Extracted data entries:
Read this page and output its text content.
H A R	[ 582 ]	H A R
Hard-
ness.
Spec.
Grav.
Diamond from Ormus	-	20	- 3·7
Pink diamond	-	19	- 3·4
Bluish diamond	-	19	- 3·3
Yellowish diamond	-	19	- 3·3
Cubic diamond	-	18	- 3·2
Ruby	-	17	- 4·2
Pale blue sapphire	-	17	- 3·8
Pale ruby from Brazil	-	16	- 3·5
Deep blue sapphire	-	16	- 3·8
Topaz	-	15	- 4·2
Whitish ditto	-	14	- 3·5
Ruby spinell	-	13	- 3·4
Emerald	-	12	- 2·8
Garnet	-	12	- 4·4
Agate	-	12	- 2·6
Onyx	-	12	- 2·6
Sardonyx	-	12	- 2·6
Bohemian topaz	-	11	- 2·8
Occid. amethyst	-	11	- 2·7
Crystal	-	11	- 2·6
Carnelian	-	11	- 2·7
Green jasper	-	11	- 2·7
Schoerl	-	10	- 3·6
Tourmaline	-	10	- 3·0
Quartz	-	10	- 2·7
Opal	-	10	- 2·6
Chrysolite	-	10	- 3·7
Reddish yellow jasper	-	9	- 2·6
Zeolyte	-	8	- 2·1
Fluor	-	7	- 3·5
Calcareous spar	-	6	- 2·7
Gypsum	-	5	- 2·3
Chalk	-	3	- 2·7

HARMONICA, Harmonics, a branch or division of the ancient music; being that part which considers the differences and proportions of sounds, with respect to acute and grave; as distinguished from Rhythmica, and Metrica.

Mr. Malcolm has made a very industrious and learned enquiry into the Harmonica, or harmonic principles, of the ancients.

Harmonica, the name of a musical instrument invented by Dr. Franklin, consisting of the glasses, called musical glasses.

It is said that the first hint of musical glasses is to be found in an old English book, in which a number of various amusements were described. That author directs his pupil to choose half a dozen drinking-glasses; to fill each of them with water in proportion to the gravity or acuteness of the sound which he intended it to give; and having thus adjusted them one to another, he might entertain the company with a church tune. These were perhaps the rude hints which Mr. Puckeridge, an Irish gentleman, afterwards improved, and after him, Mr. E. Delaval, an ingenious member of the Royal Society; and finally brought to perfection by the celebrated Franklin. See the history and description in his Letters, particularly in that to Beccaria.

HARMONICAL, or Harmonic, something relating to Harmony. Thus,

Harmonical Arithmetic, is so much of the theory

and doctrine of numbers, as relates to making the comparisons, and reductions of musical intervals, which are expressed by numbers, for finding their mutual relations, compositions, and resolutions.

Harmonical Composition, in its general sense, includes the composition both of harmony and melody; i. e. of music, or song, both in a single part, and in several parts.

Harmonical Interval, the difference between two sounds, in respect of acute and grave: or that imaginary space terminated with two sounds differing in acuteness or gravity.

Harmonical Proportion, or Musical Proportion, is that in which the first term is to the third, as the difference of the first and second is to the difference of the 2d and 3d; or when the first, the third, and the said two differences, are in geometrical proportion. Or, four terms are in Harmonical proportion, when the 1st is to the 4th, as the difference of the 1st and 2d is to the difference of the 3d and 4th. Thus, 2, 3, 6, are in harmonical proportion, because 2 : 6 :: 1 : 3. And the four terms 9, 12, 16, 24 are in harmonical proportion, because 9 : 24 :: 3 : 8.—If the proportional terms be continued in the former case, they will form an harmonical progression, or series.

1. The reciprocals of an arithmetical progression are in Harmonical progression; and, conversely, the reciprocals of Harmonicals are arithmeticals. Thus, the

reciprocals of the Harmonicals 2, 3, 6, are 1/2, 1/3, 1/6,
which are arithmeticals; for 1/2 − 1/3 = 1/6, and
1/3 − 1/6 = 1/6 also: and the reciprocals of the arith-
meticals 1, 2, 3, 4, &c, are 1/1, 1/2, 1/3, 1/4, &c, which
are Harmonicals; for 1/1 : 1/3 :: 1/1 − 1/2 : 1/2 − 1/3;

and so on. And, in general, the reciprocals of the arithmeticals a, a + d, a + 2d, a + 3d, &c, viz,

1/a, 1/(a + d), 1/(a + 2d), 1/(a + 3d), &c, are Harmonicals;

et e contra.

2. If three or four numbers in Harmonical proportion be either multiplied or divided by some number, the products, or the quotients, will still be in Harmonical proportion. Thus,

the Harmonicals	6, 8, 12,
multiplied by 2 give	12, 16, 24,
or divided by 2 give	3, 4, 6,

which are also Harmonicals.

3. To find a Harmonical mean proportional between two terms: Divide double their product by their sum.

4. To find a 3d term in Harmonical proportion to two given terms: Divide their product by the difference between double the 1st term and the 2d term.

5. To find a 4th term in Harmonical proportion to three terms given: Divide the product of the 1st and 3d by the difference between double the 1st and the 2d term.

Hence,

* _Work required_:
Return all lines of the material above in which the word "double" occurs.

* _Solution to this problem_:
3. To find a Harmonical mean proportional between two terms: Divide double their product by their sum.
4. To find a 3d term in Harmonical proportion to two given terms: Divide their product by the difference between double the 1st term and the 2d term.
5. To find a 4th term in Harmonical proportion to three terms given: Divide the product of the 1st and 3d by the difference between double the 1st and the 2d term.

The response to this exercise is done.